**CHALLENGE**
Each line below must be set down exactly; omit any image you find.

**DATA FOR THIS TASK**
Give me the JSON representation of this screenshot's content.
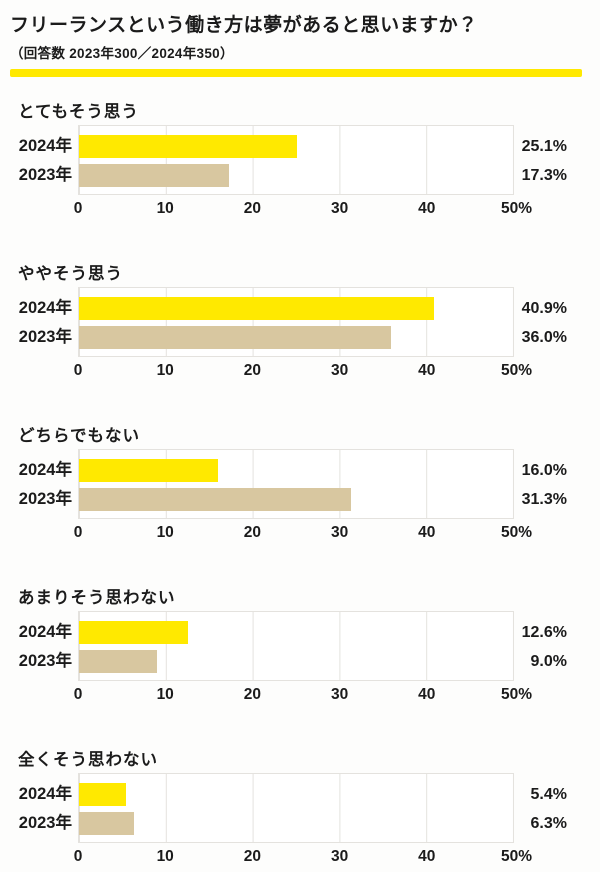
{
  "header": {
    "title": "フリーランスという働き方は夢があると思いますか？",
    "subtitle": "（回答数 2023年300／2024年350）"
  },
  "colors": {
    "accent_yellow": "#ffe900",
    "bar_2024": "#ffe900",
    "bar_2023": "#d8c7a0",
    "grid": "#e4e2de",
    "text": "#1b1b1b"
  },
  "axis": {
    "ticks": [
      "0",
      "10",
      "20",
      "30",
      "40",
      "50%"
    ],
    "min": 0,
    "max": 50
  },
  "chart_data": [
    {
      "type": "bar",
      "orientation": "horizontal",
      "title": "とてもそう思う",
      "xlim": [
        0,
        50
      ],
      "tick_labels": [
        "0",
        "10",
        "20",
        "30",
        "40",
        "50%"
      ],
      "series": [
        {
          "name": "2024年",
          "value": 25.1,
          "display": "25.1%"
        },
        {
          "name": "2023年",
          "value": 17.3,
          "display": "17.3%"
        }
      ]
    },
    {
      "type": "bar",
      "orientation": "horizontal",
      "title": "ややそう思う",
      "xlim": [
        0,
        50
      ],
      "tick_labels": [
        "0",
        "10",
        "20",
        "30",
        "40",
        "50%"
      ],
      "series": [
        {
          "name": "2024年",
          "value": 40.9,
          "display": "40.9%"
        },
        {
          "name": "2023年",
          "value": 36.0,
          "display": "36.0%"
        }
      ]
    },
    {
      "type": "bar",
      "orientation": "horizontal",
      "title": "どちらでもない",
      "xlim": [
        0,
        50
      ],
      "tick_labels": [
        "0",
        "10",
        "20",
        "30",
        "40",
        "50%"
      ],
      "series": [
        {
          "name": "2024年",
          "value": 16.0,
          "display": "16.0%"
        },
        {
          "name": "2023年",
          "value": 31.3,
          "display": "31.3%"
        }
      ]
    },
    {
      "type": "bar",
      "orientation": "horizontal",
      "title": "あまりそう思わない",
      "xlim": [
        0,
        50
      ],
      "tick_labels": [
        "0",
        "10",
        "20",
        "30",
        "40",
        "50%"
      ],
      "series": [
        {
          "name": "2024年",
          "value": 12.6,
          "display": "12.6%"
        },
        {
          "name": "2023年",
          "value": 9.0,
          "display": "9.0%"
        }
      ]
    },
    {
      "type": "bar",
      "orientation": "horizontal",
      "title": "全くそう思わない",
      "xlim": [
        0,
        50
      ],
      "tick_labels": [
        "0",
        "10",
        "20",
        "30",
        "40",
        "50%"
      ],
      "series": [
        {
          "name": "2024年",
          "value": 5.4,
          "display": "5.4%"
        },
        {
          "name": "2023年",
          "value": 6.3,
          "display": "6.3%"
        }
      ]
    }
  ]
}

**EXERCISE SOLUTION**
Give me the JSON representation of this screenshot's content.
{
  "header": {
    "title": "フリーランスという働き方は夢があると思いますか？",
    "subtitle": "（回答数 2023年300／2024年350）"
  },
  "colors": {
    "accent_yellow": "#ffe900",
    "bar_2024": "#ffe900",
    "bar_2023": "#d8c7a0",
    "grid": "#e4e2de",
    "text": "#1b1b1b"
  },
  "axis": {
    "ticks": [
      "0",
      "10",
      "20",
      "30",
      "40",
      "50%"
    ],
    "min": 0,
    "max": 50
  },
  "chart_data": [
    {
      "type": "bar",
      "orientation": "horizontal",
      "title": "とてもそう思う",
      "xlim": [
        0,
        50
      ],
      "tick_labels": [
        "0",
        "10",
        "20",
        "30",
        "40",
        "50%"
      ],
      "series": [
        {
          "name": "2024年",
          "value": 25.1,
          "display": "25.1%"
        },
        {
          "name": "2023年",
          "value": 17.3,
          "display": "17.3%"
        }
      ]
    },
    {
      "type": "bar",
      "orientation": "horizontal",
      "title": "ややそう思う",
      "xlim": [
        0,
        50
      ],
      "tick_labels": [
        "0",
        "10",
        "20",
        "30",
        "40",
        "50%"
      ],
      "series": [
        {
          "name": "2024年",
          "value": 40.9,
          "display": "40.9%"
        },
        {
          "name": "2023年",
          "value": 36.0,
          "display": "36.0%"
        }
      ]
    },
    {
      "type": "bar",
      "orientation": "horizontal",
      "title": "どちらでもない",
      "xlim": [
        0,
        50
      ],
      "tick_labels": [
        "0",
        "10",
        "20",
        "30",
        "40",
        "50%"
      ],
      "series": [
        {
          "name": "2024年",
          "value": 16.0,
          "display": "16.0%"
        },
        {
          "name": "2023年",
          "value": 31.3,
          "display": "31.3%"
        }
      ]
    },
    {
      "type": "bar",
      "orientation": "horizontal",
      "title": "あまりそう思わない",
      "xlim": [
        0,
        50
      ],
      "tick_labels": [
        "0",
        "10",
        "20",
        "30",
        "40",
        "50%"
      ],
      "series": [
        {
          "name": "2024年",
          "value": 12.6,
          "display": "12.6%"
        },
        {
          "name": "2023年",
          "value": 9.0,
          "display": "9.0%"
        }
      ]
    },
    {
      "type": "bar",
      "orientation": "horizontal",
      "title": "全くそう思わない",
      "xlim": [
        0,
        50
      ],
      "tick_labels": [
        "0",
        "10",
        "20",
        "30",
        "40",
        "50%"
      ],
      "series": [
        {
          "name": "2024年",
          "value": 5.4,
          "display": "5.4%"
        },
        {
          "name": "2023年",
          "value": 6.3,
          "display": "6.3%"
        }
      ]
    }
  ]
}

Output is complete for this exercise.